** Start Dataset content **

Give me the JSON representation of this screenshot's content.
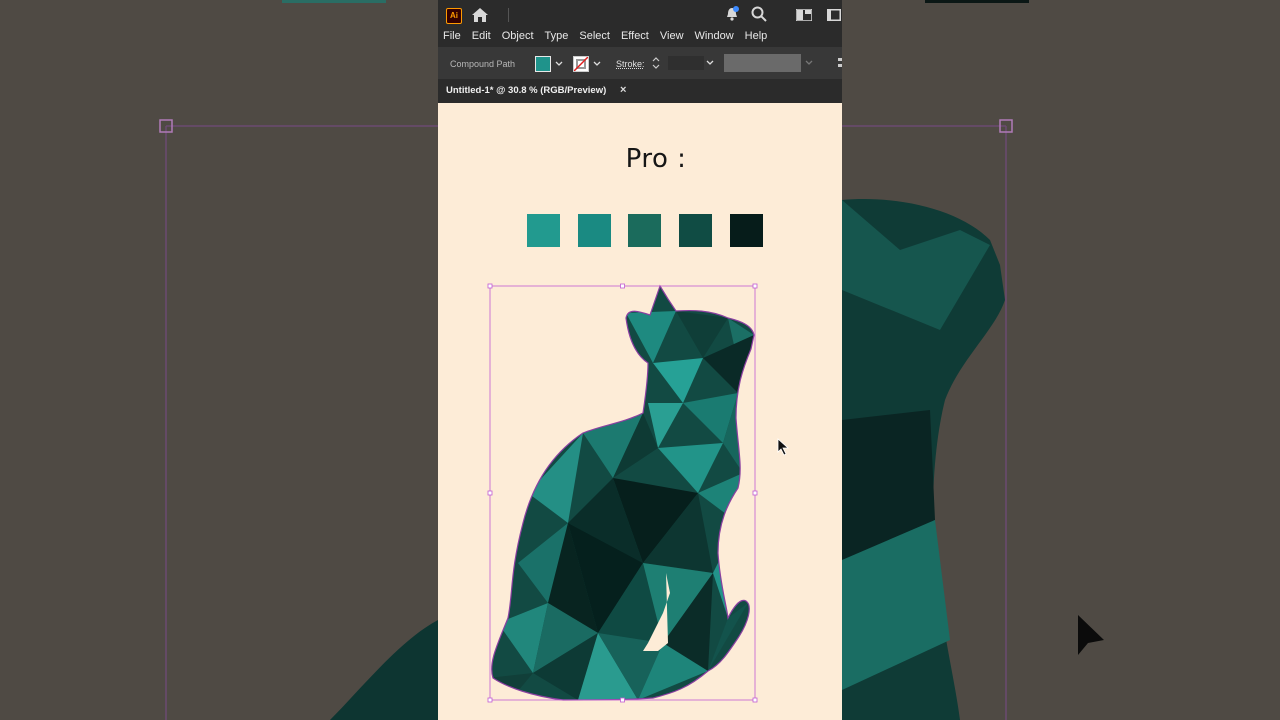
{
  "app": {
    "logo_text": "Ai",
    "menu": [
      "File",
      "Edit",
      "Object",
      "Type",
      "Select",
      "Effect",
      "View",
      "Window",
      "Help"
    ],
    "control_bar": {
      "selection_type": "Compound Path",
      "fill_color": "#1f938b",
      "stroke_label": "Stroke:"
    },
    "document_tab": {
      "title": "Untitled-1* @ 30.8 % (RGB/Preview)",
      "close": "×"
    }
  },
  "artboard": {
    "heading": "Pro :",
    "palette": [
      "#229a8f",
      "#1a8a82",
      "#1b6b5c",
      "#104c44",
      "#061c1a"
    ],
    "artwork": "low-poly-cat"
  },
  "colors": {
    "ui_dark": "#2b2b2b",
    "ui_control": "#383838",
    "artboard_bg": "#fdecd7",
    "selection": "#c15bd3"
  }
}
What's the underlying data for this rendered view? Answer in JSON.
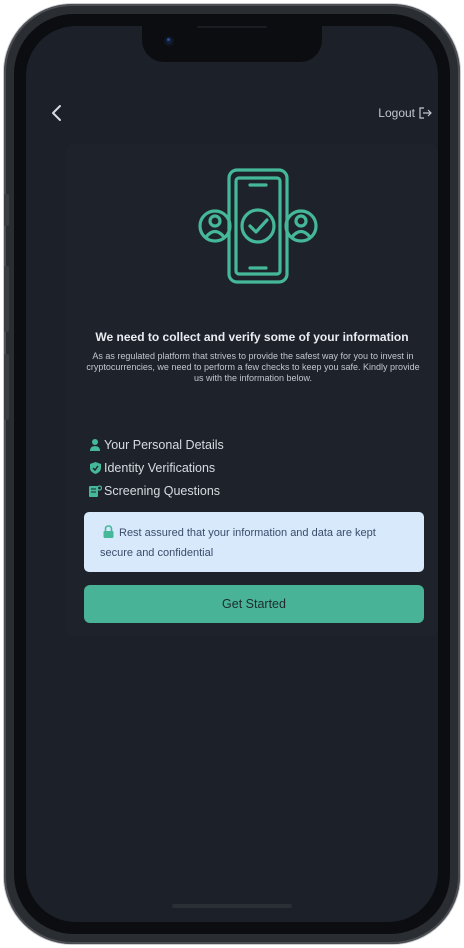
{
  "header": {
    "back_icon": "chevron-left-icon",
    "logout_label": "Logout",
    "logout_icon": "logout-arrow-icon"
  },
  "card": {
    "hero_icon": "phone-verified-users-icon",
    "title": "We need to collect and verify some of your information",
    "description": "As as regulated platform that strives to provide the safest way for you to invest in cryptocurrencies, we need to perform a few checks to keep you safe. Kindly provide us with the information below.",
    "checklist": [
      {
        "icon": "user-icon",
        "label": "Your Personal Details"
      },
      {
        "icon": "shield-check-icon",
        "label": "Identity Verifications"
      },
      {
        "icon": "questionnaire-icon",
        "label": "Screening Questions"
      }
    ],
    "notice": {
      "icon": "lock-icon",
      "text": "Rest assured that your information and data are kept secure and confidential"
    },
    "cta_label": "Get Started"
  },
  "colors": {
    "accent": "#48b396",
    "background": "#1c2028",
    "card": "#1e232b",
    "notice_bg": "#d7e9fb"
  }
}
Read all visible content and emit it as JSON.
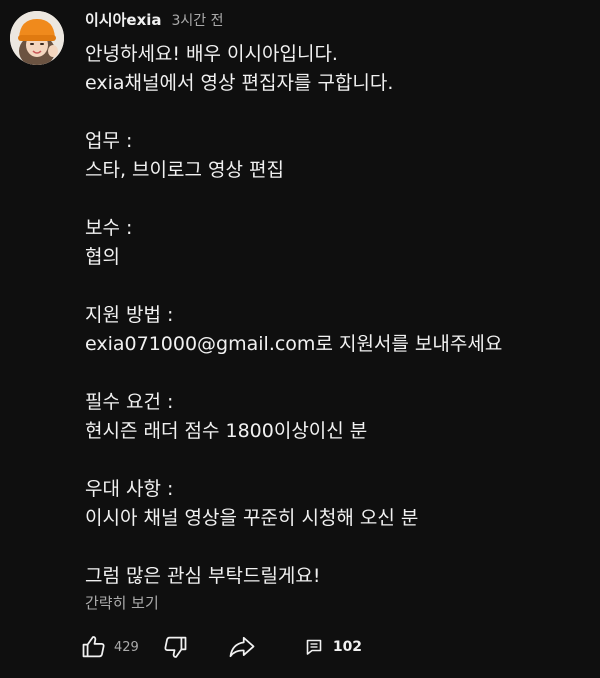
{
  "comment": {
    "author": "이시아exia",
    "time": "3시간 전",
    "lines": [
      "안녕하세요! 배우 이시아입니다.",
      "exia채널에서 영상 편집자를 구합니다.",
      "",
      "업무 :",
      "스타, 브이로그 영상 편집",
      "",
      "보수 :",
      "협의",
      "",
      "지원 방법 :",
      "exia071000@gmail.com로 지원서를 보내주세요",
      "",
      "필수 요건 :",
      "현시즌 래더 점수 1800이상이신 분",
      "",
      "우대 사항 :",
      "이시아 채널 영상을 꾸준히 시청해 오신 분",
      "",
      "그럼 많은 관심 부탁드릴게요!"
    ],
    "read_less": "간략히 보기"
  },
  "actions": {
    "like_count": "429",
    "reply_count": "102",
    "icons": [
      "thumbs-up-icon",
      "thumbs-down-icon",
      "share-icon",
      "reply-icon"
    ]
  },
  "colors": {
    "background": "#0f0f0f",
    "text_primary": "#f1f1f1",
    "text_secondary": "#aaaaaa",
    "avatar_beanie": "#f08a1c"
  }
}
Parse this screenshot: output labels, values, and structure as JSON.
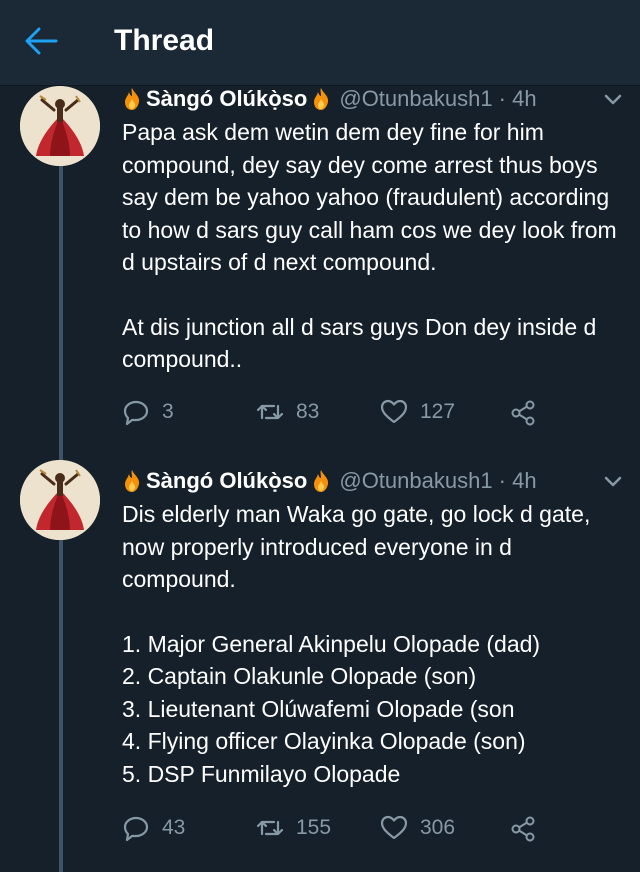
{
  "header": {
    "title": "Thread"
  },
  "tweets": [
    {
      "author": "Sàngó Olúkọ̀so",
      "handle": "@Otunbakush1 · 4h",
      "paragraphs": [
        "Papa ask dem wetin dem dey fine for him compound, dey say dey come arrest thus boys say dem be yahoo yahoo (fraudulent) according to how d sars guy call ham cos we dey look from d upstairs of d next compound.",
        "At dis junction all d sars guys Don dey inside d compound.."
      ],
      "replies": "3",
      "retweets": "83",
      "likes": "127"
    },
    {
      "author": "Sàngó Olúkọ̀so",
      "handle": "@Otunbakush1 · 4h",
      "paragraphs": [
        "Dis elderly man Waka go gate, go lock d gate, now properly introduced everyone in d compound."
      ],
      "list": [
        "1. Major General Akinpelu Olopade (dad)",
        "2. Captain Olakunle Olopade (son)",
        "3. Lieutenant Olúwafemi Olopade (son",
        "4. Flying officer Olayinka Olopade (son)",
        "5. DSP Funmilayo Olopade"
      ],
      "replies": "43",
      "retweets": "155",
      "likes": "306"
    }
  ],
  "icons": {
    "back": "arrow-left-icon",
    "fire": "fire-emoji-icon",
    "reply": "reply-icon",
    "retweet": "retweet-icon",
    "like": "heart-icon",
    "share": "share-icon",
    "more": "chevron-down-icon"
  },
  "colors": {
    "background": "#15202b",
    "header": "#1b2836",
    "accent": "#1da1f2",
    "secondary_text": "#8899a6",
    "thread_line": "#3d5466"
  }
}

** End Dataset content **

**Description of the task**. State how many lines of the listing include the word "chevron". Reply with the number alone.

**Complete output**. 2